**Short task:** From the entries below, list each line with "Semantic".

Dataset listings of figures:
※ ※ ※

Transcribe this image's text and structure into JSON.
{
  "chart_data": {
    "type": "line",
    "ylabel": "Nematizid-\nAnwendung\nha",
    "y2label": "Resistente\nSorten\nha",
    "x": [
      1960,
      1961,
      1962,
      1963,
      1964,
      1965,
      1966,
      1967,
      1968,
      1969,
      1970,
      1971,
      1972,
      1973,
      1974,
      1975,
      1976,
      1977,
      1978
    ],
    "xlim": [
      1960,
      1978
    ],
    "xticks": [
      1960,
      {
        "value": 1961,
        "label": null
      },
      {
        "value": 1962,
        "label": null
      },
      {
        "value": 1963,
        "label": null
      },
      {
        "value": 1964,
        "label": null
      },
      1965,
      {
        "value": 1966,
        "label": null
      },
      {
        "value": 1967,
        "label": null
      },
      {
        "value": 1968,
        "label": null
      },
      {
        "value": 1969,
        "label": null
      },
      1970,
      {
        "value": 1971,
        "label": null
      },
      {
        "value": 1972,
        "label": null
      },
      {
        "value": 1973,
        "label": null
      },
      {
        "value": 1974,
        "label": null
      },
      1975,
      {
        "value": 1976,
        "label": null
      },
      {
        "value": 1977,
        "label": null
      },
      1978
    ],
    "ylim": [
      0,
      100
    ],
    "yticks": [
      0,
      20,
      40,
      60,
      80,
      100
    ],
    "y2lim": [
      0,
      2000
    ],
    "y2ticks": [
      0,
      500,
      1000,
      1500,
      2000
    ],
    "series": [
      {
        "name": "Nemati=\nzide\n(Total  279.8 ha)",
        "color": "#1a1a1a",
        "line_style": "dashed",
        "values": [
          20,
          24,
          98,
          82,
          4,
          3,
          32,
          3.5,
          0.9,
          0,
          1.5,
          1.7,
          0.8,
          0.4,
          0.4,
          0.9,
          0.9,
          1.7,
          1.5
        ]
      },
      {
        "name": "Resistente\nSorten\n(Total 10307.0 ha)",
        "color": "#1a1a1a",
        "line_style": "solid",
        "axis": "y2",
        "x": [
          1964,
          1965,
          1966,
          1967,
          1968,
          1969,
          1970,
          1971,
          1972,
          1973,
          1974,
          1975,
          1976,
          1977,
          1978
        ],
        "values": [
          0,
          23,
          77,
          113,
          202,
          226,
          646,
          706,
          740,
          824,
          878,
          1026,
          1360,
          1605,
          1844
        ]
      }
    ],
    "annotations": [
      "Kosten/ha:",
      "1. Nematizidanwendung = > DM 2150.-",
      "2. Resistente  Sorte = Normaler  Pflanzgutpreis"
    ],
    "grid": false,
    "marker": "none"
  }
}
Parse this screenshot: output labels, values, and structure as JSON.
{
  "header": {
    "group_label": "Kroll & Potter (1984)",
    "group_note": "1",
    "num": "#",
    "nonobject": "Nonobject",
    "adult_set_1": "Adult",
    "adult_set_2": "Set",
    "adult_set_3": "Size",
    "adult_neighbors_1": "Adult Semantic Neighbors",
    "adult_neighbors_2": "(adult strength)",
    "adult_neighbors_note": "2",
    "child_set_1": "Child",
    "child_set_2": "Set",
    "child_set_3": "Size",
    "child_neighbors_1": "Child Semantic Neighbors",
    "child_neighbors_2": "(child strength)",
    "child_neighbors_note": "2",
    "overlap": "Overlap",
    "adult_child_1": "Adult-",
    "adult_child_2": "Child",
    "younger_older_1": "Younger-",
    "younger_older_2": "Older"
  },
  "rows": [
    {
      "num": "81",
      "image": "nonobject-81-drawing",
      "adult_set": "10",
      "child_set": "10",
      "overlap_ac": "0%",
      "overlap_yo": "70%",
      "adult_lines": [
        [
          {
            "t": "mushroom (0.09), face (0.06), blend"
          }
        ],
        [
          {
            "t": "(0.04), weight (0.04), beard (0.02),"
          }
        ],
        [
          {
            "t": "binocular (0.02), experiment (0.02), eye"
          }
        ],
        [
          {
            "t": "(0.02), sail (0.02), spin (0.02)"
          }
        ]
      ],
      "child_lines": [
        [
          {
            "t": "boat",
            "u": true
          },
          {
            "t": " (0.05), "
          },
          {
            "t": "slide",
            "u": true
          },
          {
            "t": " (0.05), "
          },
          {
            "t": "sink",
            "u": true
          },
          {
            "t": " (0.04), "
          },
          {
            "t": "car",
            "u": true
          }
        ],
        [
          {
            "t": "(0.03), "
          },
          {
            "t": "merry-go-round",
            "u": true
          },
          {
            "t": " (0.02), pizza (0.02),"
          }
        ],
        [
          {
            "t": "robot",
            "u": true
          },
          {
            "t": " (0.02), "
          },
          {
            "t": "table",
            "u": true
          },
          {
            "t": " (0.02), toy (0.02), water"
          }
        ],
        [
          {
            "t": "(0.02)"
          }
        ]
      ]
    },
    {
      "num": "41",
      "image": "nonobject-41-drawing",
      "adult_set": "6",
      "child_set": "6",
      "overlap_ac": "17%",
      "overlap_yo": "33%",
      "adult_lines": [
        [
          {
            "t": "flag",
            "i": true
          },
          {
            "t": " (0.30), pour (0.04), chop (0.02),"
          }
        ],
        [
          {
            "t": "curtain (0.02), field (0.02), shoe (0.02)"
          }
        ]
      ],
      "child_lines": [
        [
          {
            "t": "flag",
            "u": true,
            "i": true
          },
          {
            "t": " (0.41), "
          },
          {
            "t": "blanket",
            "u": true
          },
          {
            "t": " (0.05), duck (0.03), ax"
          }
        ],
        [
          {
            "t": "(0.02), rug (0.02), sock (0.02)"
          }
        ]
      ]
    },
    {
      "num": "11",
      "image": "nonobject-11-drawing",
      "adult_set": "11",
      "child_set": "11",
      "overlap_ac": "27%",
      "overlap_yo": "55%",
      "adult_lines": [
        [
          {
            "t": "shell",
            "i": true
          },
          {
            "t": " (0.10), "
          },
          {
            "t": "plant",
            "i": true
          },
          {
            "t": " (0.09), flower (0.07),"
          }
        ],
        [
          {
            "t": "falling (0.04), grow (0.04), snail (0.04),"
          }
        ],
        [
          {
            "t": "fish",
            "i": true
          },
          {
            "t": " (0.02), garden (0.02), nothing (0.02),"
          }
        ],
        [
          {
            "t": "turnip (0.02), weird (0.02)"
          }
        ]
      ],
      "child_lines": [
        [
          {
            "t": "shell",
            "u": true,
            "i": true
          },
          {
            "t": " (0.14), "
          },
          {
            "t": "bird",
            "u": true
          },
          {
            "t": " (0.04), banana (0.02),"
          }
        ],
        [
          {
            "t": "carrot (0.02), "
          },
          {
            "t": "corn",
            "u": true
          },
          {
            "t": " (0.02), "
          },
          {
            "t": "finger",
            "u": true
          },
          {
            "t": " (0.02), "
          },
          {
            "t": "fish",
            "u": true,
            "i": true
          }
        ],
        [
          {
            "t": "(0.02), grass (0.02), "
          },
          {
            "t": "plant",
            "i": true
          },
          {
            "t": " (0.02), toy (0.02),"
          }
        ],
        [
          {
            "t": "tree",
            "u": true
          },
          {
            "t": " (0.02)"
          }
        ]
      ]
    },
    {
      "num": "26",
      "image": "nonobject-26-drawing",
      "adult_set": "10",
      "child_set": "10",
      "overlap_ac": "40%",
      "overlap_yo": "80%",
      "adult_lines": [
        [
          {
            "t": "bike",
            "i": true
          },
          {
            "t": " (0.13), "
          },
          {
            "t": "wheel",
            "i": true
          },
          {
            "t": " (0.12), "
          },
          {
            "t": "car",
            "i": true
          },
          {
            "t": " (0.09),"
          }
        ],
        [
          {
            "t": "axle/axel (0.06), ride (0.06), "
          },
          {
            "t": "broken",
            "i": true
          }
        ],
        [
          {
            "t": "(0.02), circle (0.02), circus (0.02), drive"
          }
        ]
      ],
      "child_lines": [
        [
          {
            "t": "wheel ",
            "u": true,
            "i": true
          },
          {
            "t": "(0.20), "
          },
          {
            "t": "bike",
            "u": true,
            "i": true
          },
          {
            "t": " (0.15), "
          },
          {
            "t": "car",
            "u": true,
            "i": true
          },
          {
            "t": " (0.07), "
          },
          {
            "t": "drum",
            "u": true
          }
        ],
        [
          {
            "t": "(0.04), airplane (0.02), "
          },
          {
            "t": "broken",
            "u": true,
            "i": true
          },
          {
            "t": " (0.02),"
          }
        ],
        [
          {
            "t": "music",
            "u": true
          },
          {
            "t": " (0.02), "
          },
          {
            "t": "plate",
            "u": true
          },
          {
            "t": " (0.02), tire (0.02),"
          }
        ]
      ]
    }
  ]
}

※ ※ ※

**Solved problem:**
    "adult_neighbors_1": "Adult Semantic Neighbors",
    "child_neighbors_1": "Child Semantic Neighbors",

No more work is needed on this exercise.